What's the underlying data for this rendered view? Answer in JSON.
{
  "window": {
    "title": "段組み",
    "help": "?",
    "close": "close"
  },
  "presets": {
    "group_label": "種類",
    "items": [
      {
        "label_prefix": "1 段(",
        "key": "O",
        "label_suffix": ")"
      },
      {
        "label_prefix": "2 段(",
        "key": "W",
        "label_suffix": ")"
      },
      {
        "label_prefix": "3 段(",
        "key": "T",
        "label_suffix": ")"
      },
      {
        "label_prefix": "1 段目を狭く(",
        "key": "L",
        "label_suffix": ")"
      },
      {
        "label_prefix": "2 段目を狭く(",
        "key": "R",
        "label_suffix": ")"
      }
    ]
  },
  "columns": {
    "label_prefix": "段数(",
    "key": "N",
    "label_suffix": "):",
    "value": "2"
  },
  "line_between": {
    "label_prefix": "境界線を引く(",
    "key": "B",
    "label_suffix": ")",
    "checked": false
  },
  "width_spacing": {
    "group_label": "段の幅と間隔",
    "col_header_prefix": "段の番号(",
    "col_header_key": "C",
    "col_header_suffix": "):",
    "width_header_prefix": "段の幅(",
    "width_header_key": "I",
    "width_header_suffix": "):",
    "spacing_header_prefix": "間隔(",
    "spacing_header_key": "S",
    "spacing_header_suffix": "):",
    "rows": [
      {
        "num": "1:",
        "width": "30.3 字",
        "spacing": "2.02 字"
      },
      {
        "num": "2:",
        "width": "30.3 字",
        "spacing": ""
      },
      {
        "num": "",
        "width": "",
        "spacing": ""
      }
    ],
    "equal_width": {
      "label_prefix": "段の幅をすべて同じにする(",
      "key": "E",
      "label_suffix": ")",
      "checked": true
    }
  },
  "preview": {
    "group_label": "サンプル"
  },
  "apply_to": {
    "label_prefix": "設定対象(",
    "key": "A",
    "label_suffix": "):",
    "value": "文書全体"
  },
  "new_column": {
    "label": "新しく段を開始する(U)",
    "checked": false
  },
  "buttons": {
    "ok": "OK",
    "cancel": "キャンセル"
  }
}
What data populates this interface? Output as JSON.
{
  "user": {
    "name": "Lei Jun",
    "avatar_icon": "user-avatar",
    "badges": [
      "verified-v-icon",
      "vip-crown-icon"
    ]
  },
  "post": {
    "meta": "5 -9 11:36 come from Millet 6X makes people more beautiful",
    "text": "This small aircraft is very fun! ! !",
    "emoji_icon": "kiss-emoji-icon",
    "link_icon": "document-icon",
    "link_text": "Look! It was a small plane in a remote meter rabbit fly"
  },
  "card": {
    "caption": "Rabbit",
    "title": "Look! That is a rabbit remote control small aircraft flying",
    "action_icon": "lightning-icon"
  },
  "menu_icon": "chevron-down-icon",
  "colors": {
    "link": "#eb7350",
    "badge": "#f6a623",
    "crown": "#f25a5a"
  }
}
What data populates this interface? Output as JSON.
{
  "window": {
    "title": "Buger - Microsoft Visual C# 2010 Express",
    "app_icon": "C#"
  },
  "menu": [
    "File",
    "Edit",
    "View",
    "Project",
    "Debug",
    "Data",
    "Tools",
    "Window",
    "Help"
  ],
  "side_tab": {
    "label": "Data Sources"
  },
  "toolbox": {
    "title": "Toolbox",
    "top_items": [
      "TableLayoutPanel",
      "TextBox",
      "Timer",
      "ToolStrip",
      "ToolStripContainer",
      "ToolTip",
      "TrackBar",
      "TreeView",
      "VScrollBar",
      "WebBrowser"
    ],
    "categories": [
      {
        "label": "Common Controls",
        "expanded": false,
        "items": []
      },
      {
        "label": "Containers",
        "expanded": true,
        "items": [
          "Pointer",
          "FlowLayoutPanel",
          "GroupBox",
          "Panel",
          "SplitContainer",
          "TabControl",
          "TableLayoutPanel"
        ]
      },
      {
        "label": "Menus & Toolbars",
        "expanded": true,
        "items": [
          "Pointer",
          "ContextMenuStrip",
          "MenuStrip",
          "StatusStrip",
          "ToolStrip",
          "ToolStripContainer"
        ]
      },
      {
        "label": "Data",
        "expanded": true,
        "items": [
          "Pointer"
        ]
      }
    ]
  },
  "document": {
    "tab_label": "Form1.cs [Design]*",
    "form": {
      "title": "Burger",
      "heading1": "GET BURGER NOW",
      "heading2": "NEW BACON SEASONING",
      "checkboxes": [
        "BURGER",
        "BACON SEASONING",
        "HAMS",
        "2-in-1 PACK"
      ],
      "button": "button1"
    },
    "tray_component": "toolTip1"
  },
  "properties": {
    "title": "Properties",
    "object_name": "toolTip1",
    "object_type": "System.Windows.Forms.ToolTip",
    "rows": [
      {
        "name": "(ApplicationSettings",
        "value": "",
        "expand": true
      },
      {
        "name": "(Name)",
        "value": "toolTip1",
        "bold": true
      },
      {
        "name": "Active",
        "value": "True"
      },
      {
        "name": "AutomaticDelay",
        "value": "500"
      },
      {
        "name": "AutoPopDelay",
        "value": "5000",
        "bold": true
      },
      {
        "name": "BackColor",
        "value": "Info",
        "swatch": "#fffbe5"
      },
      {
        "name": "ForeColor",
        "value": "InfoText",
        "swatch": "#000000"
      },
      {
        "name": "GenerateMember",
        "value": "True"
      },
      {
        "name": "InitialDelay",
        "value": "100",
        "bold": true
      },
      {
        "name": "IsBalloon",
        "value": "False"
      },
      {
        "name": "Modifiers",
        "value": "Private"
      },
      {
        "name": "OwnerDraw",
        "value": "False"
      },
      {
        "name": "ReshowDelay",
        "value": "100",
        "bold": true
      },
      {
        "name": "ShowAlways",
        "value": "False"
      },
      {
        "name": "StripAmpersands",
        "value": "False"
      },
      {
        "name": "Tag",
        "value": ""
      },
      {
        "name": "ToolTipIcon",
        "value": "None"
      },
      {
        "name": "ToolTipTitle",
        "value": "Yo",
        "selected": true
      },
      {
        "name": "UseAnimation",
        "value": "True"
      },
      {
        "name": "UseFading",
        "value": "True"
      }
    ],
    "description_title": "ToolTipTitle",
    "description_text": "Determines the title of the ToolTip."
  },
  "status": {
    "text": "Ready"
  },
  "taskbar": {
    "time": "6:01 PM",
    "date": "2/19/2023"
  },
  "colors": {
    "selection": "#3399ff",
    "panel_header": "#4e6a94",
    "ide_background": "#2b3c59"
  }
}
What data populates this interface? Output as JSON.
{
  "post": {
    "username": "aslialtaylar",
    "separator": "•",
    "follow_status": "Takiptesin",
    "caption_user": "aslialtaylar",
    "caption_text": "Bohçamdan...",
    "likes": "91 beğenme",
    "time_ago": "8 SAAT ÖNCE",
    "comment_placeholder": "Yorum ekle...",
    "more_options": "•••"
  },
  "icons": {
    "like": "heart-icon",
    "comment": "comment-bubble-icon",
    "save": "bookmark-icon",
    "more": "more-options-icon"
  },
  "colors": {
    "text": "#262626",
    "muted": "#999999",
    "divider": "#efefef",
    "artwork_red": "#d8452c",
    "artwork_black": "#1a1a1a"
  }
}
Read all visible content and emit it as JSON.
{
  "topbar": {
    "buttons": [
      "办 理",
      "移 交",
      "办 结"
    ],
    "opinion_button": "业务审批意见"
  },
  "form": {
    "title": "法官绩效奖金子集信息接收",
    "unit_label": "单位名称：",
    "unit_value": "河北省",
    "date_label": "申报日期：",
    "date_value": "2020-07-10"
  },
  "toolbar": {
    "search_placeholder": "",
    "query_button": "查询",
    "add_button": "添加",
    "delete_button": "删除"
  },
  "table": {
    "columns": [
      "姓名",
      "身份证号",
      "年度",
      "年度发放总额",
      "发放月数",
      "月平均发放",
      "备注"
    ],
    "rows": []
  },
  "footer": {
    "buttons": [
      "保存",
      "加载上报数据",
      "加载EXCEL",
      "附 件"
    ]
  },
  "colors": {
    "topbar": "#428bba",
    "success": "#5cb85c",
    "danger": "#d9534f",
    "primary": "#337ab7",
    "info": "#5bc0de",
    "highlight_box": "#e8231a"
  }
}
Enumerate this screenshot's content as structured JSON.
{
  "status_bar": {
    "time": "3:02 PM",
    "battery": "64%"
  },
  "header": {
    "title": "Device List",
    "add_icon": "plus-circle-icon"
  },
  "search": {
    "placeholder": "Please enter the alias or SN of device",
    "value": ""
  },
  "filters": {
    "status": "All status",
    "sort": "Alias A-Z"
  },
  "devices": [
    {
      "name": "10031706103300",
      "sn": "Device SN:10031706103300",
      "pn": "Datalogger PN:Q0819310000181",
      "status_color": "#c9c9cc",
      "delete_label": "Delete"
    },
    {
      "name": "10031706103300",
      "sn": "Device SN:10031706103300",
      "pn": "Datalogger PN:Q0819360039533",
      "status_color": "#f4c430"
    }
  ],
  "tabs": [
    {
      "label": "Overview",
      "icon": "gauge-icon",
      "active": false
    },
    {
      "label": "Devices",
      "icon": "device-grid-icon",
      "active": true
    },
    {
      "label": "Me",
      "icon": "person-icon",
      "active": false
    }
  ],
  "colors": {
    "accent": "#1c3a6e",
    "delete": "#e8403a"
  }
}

#### Directive:
Show the lines of the data that hold the word "Look".

#### Worked answer:
    "link_text": "Look! It was a small plane in a remote meter rabbit fly"
    "title": "Look! That is a rabbit remote control small aircraft flying",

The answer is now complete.